-- Task --
Transcribe the material word for word, but without the images.

-- START OF Dataset rows --

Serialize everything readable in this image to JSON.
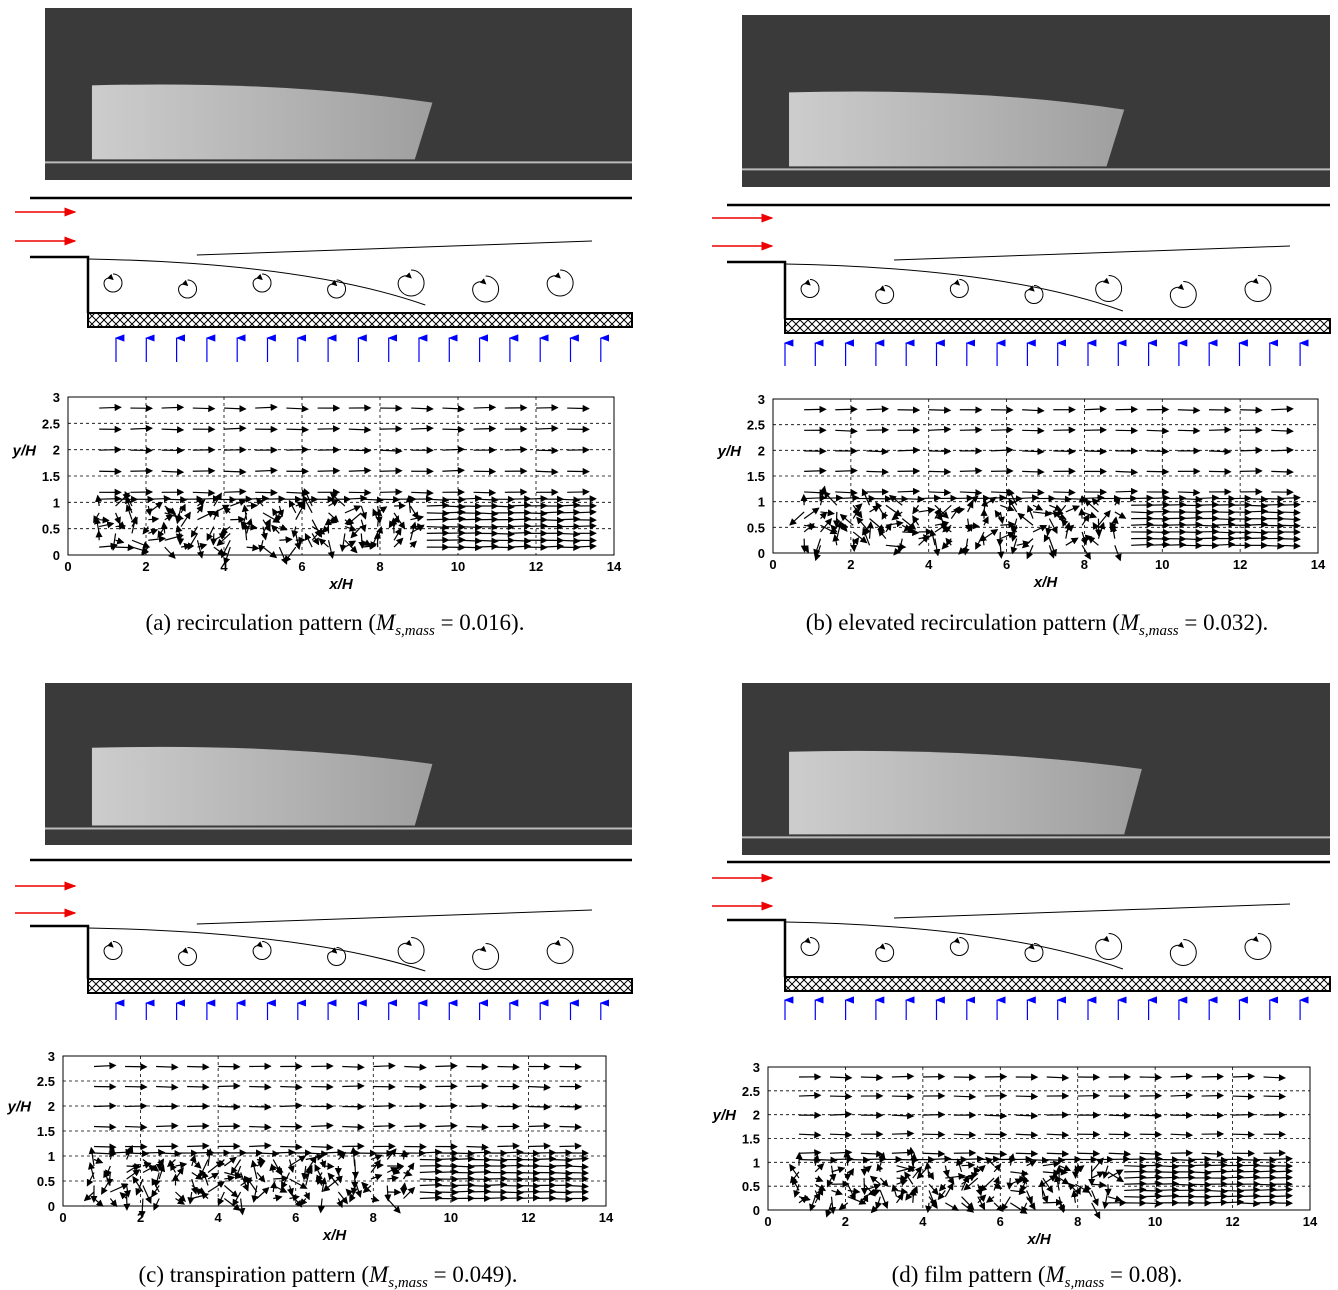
{
  "panels": [
    {
      "caption": {
        "prefix": "(a) recirculation pattern (",
        "symbol": "M",
        "subscript": "s,mass",
        "suffix": " = 0.016)."
      },
      "plot": {
        "type": "quiver",
        "xlabel": "x/H",
        "ylabel": "y/H",
        "xlim": [
          0,
          14
        ],
        "ylim": [
          0,
          3
        ],
        "xticks": [
          0,
          2,
          4,
          6,
          8,
          10,
          12,
          14
        ],
        "yticks": [
          0,
          0.5,
          1,
          1.5,
          2,
          2.5,
          3
        ],
        "grid": true
      }
    },
    {
      "caption": {
        "prefix": "(b) elevated recirculation pattern (",
        "symbol": "M",
        "subscript": "s,mass",
        "suffix": " = 0.032)."
      },
      "plot": {
        "type": "quiver",
        "xlabel": "x/H",
        "ylabel": "y/H",
        "xlim": [
          0,
          14
        ],
        "ylim": [
          0,
          3
        ],
        "xticks": [
          0,
          2,
          4,
          6,
          8,
          10,
          12,
          14
        ],
        "yticks": [
          0,
          0.5,
          1,
          1.5,
          2,
          2.5,
          3
        ],
        "grid": true
      }
    },
    {
      "caption": {
        "prefix": "(c) transpiration pattern (",
        "symbol": "M",
        "subscript": "s,mass",
        "suffix": " = 0.049)."
      },
      "plot": {
        "type": "quiver",
        "xlabel": "x/H",
        "ylabel": "y/H",
        "xlim": [
          0,
          14
        ],
        "ylim": [
          0,
          3
        ],
        "xticks": [
          0,
          2,
          4,
          6,
          8,
          10,
          12,
          14
        ],
        "yticks": [
          0,
          0.5,
          1,
          1.5,
          2,
          2.5,
          3
        ],
        "grid": true
      }
    },
    {
      "caption": {
        "prefix": "(d) film pattern (",
        "symbol": "M",
        "subscript": "s,mass",
        "suffix": " = 0.08)."
      },
      "plot": {
        "type": "quiver",
        "xlabel": "x/H",
        "ylabel": "y/H",
        "xlim": [
          0,
          14
        ],
        "ylim": [
          0,
          3
        ],
        "xticks": [
          0,
          2,
          4,
          6,
          8,
          10,
          12,
          14
        ],
        "yticks": [
          0,
          0.5,
          1,
          1.5,
          2,
          2.5,
          3
        ],
        "grid": true
      }
    }
  ]
}
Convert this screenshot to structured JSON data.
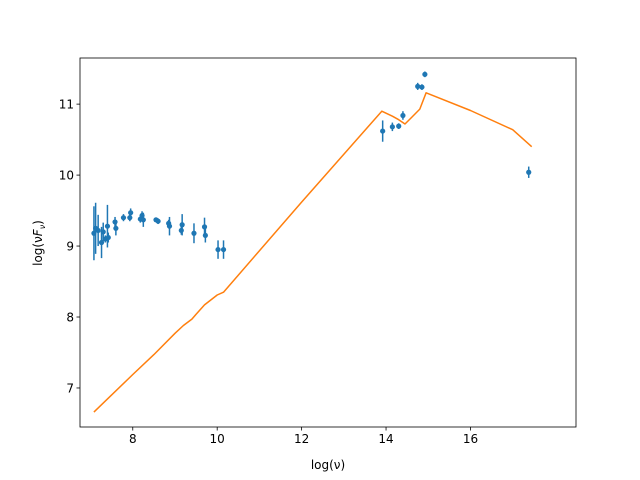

-- END OF Dataset rows --

-- Written reply --
Serialize everything readable in this image to JSON.
{
  "panels": [
    {
      "caption": {
        "prefix": "(a) recirculation pattern (",
        "symbol": "M",
        "subscript": "s,mass",
        "suffix": " = 0.016)."
      },
      "plot": {
        "type": "quiver",
        "xlabel": "x/H",
        "ylabel": "y/H",
        "xlim": [
          0,
          14
        ],
        "ylim": [
          0,
          3
        ],
        "xticks": [
          0,
          2,
          4,
          6,
          8,
          10,
          12,
          14
        ],
        "yticks": [
          0,
          0.5,
          1,
          1.5,
          2,
          2.5,
          3
        ],
        "grid": true
      }
    },
    {
      "caption": {
        "prefix": "(b) elevated recirculation pattern (",
        "symbol": "M",
        "subscript": "s,mass",
        "suffix": " = 0.032)."
      },
      "plot": {
        "type": "quiver",
        "xlabel": "x/H",
        "ylabel": "y/H",
        "xlim": [
          0,
          14
        ],
        "ylim": [
          0,
          3
        ],
        "xticks": [
          0,
          2,
          4,
          6,
          8,
          10,
          12,
          14
        ],
        "yticks": [
          0,
          0.5,
          1,
          1.5,
          2,
          2.5,
          3
        ],
        "grid": true
      }
    },
    {
      "caption": {
        "prefix": "(c) transpiration pattern (",
        "symbol": "M",
        "subscript": "s,mass",
        "suffix": " = 0.049)."
      },
      "plot": {
        "type": "quiver",
        "xlabel": "x/H",
        "ylabel": "y/H",
        "xlim": [
          0,
          14
        ],
        "ylim": [
          0,
          3
        ],
        "xticks": [
          0,
          2,
          4,
          6,
          8,
          10,
          12,
          14
        ],
        "yticks": [
          0,
          0.5,
          1,
          1.5,
          2,
          2.5,
          3
        ],
        "grid": true
      }
    },
    {
      "caption": {
        "prefix": "(d) film pattern (",
        "symbol": "M",
        "subscript": "s,mass",
        "suffix": " = 0.08)."
      },
      "plot": {
        "type": "quiver",
        "xlabel": "x/H",
        "ylabel": "y/H",
        "xlim": [
          0,
          14
        ],
        "ylim": [
          0,
          3
        ],
        "xticks": [
          0,
          2,
          4,
          6,
          8,
          10,
          12,
          14
        ],
        "yticks": [
          0,
          0.5,
          1,
          1.5,
          2,
          2.5,
          3
        ],
        "grid": true
      }
    }
  ]
}
Convert this screenshot to structured JSON data.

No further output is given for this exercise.